▶ [EXCERPTED DATA]
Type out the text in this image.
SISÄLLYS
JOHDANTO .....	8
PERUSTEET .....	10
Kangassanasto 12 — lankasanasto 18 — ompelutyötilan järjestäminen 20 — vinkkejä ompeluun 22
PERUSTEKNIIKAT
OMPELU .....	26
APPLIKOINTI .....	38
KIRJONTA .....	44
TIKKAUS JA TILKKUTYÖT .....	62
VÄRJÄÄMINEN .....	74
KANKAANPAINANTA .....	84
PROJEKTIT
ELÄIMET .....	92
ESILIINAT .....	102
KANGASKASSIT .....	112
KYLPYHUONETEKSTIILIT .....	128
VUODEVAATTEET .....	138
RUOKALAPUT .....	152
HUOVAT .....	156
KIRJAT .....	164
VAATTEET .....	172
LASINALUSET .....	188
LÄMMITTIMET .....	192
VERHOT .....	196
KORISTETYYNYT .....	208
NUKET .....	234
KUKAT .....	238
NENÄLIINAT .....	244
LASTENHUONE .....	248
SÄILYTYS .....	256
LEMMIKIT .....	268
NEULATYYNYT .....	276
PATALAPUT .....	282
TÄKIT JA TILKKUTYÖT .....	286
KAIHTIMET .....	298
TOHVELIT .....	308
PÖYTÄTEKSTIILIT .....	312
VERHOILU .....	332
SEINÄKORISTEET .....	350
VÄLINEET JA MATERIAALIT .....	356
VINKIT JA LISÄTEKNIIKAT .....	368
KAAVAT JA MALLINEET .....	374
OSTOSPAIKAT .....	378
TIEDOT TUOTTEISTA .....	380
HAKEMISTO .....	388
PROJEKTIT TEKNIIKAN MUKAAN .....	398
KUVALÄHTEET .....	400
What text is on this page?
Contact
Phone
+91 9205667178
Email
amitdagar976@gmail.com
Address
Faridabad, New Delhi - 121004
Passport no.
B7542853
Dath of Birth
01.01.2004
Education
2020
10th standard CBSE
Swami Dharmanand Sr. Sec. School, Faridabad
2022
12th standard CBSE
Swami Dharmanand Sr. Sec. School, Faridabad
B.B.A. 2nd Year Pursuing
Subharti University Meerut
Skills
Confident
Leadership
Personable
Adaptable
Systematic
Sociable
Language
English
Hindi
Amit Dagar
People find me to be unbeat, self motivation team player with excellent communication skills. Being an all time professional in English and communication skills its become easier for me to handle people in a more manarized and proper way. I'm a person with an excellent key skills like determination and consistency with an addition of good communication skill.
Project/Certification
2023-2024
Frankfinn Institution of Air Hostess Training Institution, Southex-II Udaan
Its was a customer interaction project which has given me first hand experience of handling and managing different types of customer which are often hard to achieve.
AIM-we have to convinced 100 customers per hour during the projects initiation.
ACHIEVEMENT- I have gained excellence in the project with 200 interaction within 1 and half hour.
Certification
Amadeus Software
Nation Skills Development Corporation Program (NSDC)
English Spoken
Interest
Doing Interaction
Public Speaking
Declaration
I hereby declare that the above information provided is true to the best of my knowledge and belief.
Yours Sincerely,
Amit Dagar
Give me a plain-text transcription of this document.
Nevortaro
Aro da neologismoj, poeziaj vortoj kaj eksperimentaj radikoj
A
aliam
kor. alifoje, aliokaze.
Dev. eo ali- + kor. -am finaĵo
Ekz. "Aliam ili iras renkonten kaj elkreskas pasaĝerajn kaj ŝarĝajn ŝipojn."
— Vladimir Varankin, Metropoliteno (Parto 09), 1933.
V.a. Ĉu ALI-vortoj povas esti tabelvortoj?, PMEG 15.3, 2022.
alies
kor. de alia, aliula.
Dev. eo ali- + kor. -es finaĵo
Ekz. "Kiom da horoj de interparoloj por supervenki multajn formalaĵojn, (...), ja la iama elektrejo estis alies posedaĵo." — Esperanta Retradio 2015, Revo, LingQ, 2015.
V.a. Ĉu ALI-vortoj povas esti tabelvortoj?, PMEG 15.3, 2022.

▶ [WHAT IS BEING ASKED] Copy out every line of the data that includes the word "CBSE".

▶ [THE COMPLETED TASK]
10th standard CBSE
12th standard CBSE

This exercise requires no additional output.